**Task data**.

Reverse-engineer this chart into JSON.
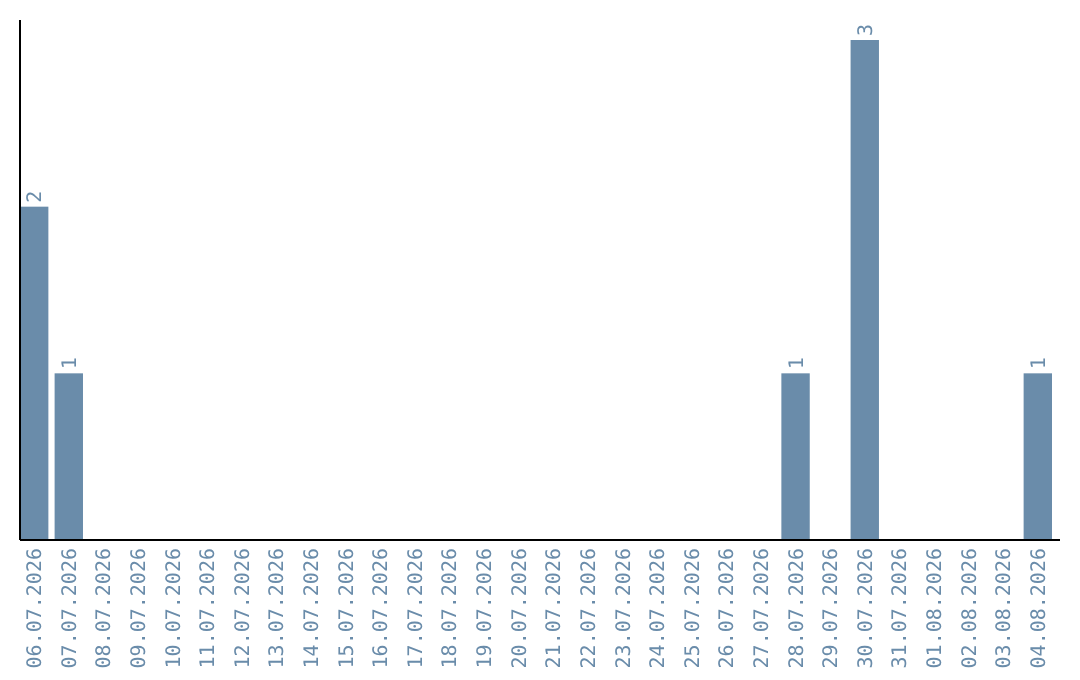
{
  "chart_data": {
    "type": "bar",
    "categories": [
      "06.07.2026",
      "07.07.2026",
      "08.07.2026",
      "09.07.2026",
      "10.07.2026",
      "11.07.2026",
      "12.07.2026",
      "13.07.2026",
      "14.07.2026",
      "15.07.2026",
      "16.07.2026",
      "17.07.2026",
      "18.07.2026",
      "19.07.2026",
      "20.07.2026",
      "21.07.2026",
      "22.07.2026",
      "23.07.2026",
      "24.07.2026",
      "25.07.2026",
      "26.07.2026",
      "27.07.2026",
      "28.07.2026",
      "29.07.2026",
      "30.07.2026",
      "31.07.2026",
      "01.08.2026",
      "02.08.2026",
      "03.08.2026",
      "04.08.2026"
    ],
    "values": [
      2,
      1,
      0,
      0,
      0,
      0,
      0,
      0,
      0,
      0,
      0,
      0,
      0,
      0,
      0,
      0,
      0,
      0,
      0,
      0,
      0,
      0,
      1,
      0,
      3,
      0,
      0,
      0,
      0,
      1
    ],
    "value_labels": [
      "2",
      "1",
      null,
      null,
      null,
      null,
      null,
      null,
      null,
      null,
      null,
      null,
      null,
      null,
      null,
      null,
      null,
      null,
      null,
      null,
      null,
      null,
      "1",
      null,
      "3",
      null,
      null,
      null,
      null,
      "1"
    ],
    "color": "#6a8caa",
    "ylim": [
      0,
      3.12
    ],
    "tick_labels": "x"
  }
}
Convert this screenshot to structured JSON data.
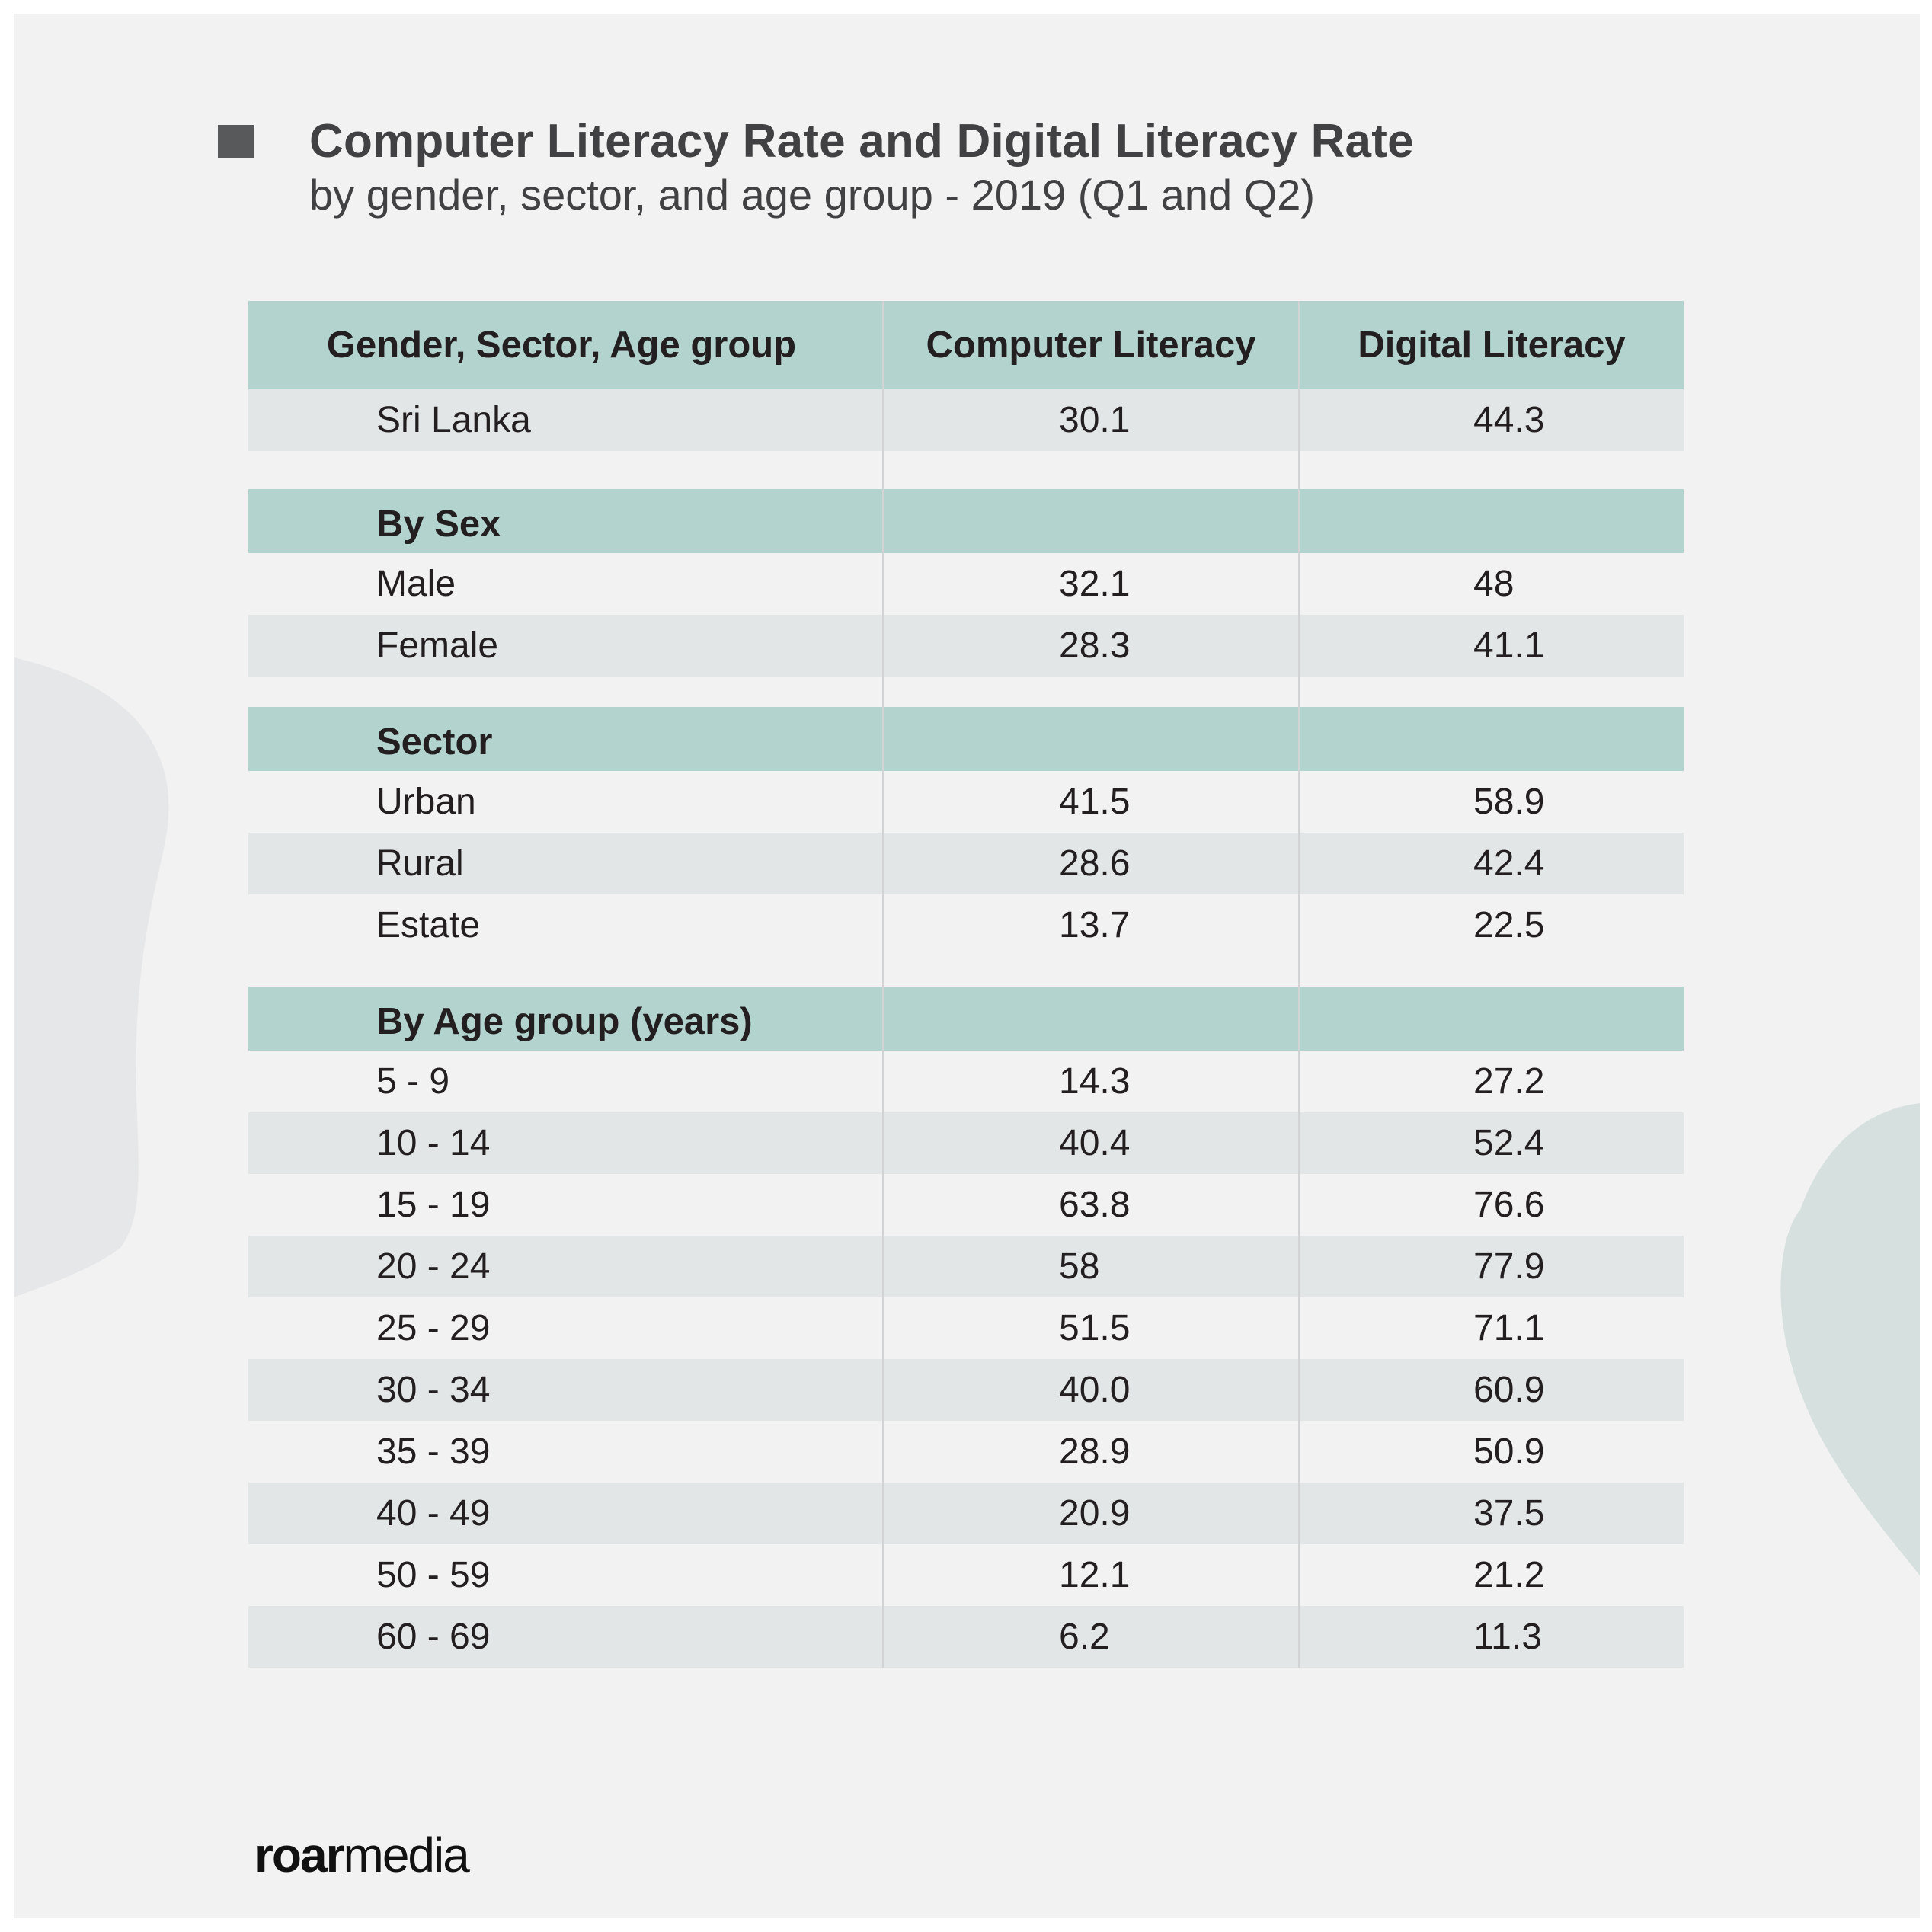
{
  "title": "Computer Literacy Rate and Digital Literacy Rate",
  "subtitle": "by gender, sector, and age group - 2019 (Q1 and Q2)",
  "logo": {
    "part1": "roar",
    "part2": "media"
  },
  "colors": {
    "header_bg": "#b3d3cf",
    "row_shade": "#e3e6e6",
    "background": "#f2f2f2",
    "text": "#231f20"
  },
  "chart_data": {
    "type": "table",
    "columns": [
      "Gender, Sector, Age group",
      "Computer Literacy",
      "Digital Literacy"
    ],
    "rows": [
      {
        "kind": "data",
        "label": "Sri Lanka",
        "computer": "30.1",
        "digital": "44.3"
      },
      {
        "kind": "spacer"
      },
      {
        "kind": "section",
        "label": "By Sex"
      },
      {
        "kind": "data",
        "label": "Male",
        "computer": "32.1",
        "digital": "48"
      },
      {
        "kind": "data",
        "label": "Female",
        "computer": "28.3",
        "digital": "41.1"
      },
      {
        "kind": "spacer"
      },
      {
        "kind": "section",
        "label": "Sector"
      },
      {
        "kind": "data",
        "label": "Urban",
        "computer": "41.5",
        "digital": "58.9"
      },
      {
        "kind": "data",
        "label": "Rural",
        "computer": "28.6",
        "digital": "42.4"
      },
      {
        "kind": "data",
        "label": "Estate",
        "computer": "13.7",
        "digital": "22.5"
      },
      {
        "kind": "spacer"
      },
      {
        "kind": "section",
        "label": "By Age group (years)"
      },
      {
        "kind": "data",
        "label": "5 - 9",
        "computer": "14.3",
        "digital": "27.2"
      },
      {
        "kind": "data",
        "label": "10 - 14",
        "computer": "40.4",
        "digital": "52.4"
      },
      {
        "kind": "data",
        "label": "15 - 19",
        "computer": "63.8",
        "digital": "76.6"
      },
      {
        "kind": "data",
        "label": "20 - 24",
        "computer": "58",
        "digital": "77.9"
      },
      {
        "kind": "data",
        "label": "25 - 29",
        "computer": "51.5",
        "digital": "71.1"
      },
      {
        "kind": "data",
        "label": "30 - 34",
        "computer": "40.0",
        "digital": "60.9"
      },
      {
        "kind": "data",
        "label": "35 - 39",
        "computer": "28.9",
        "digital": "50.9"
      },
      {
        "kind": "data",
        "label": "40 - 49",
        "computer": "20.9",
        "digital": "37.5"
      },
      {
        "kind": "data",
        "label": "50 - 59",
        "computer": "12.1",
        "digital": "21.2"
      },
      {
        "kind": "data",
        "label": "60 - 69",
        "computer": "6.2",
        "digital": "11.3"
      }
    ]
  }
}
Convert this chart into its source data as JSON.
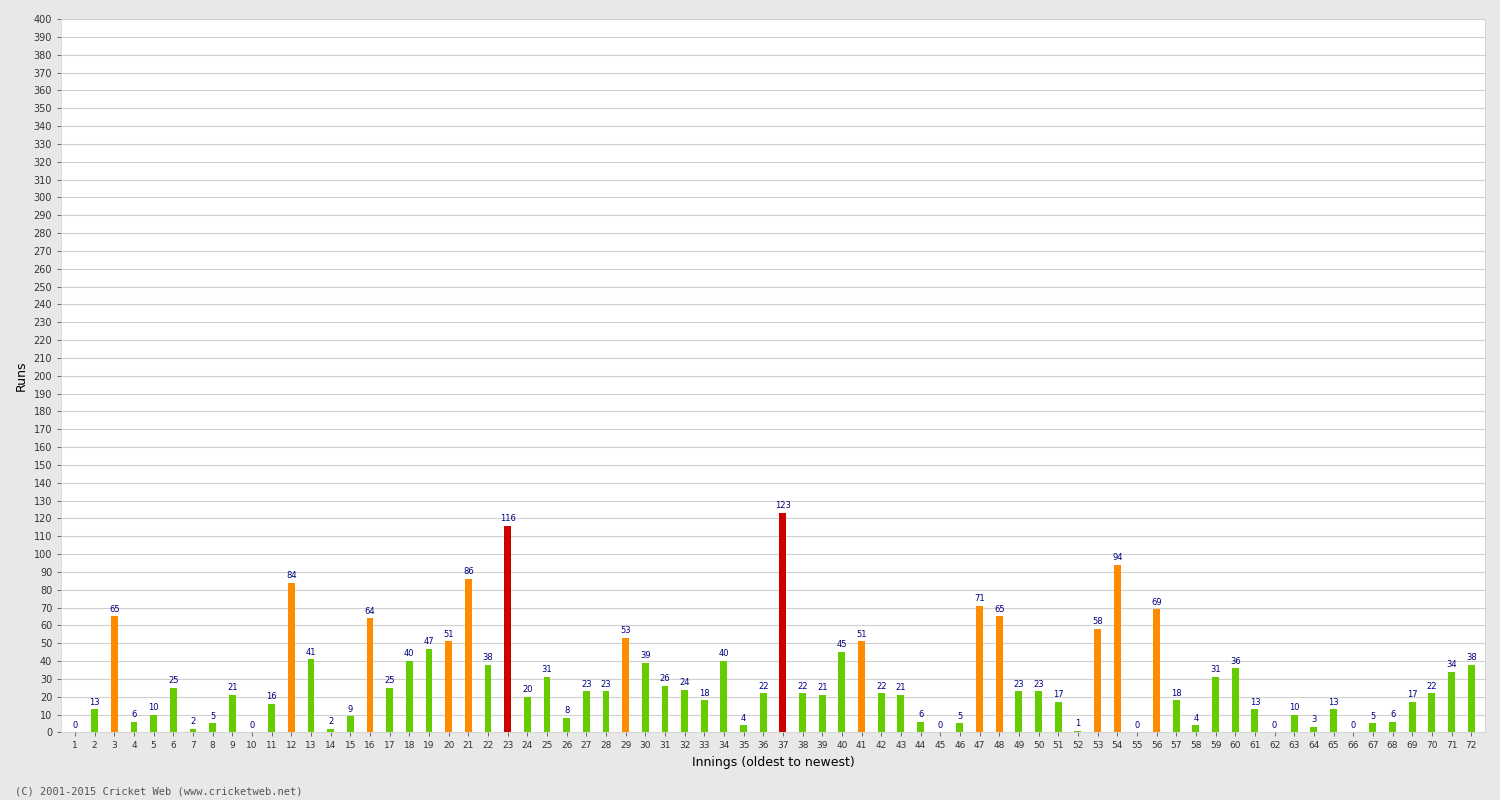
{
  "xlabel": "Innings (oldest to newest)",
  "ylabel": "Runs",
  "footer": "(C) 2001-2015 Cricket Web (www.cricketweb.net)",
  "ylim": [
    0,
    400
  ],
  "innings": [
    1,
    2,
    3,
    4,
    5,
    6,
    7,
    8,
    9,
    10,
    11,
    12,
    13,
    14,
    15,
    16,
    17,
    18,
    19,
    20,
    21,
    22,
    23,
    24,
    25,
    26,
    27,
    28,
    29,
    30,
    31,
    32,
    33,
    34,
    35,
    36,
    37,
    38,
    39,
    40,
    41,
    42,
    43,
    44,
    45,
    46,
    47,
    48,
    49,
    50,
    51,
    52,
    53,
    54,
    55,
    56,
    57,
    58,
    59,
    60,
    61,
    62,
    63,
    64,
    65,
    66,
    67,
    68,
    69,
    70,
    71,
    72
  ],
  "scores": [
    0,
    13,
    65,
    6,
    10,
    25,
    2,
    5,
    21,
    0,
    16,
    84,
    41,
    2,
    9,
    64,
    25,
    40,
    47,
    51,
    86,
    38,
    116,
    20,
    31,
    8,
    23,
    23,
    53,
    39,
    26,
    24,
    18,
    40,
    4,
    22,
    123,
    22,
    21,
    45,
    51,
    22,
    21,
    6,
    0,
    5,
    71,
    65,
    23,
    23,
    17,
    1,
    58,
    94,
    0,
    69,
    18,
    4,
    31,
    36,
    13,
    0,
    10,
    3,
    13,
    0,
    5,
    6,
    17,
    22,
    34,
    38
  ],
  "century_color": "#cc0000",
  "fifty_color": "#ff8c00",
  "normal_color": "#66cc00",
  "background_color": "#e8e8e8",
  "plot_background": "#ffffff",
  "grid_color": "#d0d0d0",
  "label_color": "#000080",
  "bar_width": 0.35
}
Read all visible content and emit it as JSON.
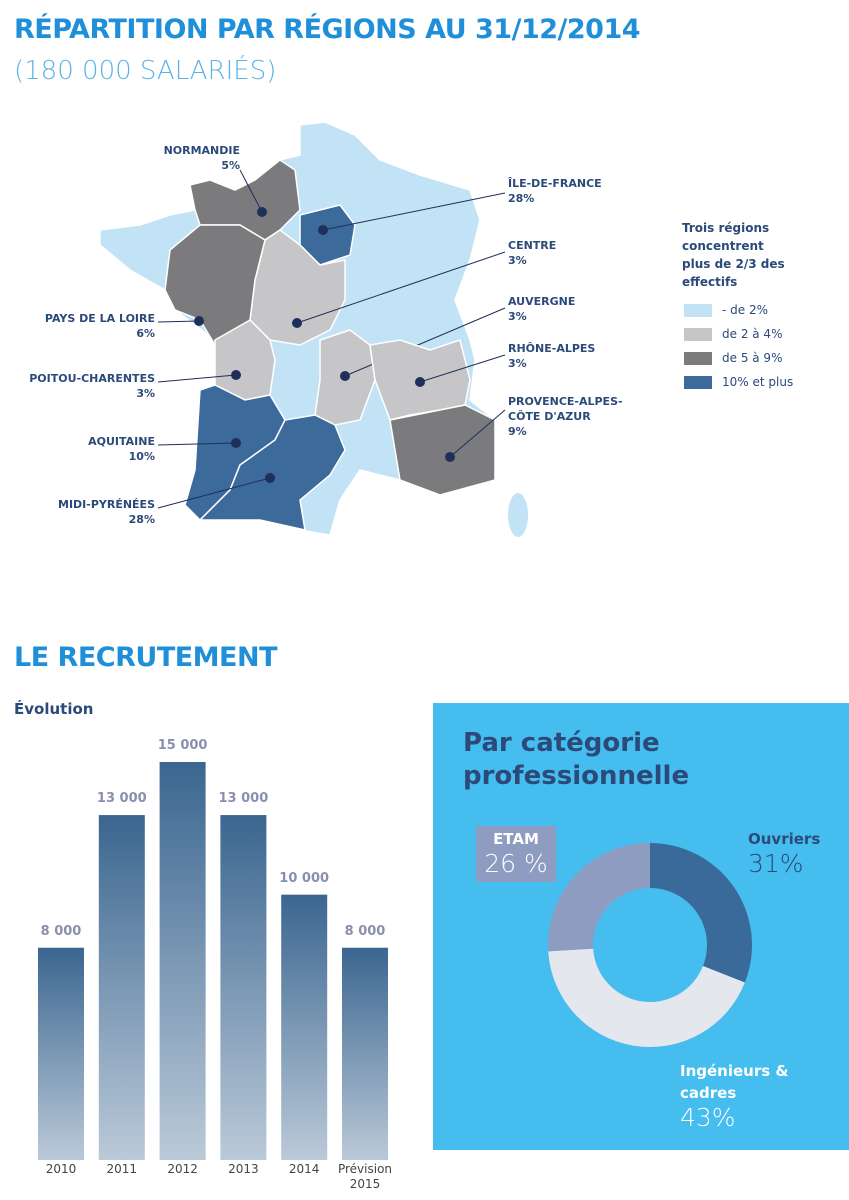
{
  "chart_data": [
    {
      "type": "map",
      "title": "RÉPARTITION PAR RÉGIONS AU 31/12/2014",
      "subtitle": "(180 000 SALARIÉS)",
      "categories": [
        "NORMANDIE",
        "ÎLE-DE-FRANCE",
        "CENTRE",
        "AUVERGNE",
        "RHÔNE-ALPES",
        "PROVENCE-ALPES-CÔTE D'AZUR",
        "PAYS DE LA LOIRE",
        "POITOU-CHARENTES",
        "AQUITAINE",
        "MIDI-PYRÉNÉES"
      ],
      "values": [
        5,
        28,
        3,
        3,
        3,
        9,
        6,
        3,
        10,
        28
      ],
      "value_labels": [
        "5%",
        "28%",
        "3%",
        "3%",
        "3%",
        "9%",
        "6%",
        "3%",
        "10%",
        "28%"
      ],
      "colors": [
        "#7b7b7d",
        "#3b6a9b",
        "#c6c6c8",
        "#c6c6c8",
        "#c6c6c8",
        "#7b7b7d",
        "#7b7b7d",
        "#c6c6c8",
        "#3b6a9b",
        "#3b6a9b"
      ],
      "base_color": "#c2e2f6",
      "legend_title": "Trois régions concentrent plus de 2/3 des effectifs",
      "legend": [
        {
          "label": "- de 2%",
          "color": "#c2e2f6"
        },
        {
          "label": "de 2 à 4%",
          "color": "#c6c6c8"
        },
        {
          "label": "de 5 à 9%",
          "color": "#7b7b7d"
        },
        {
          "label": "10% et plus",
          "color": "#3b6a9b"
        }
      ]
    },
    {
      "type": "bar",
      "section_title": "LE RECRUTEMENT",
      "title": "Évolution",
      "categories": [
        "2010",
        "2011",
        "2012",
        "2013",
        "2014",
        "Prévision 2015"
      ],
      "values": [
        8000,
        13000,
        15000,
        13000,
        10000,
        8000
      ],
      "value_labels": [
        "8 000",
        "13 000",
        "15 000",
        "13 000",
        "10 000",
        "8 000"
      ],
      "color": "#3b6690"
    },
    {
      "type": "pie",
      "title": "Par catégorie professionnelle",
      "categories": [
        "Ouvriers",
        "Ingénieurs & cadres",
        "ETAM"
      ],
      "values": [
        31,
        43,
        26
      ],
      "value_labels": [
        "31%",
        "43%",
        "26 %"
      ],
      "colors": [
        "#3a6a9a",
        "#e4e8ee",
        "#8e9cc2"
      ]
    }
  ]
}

**Exercise objective**.
Check each line above for the word "group" and copy the ones that have it.

**Output for this exercise**.
  "subtitle": "by gender, sector, and age group - 2019 (Q1 and Q2)",
      "Gender, Sector, Age group",
        "label": "By Age group (years)"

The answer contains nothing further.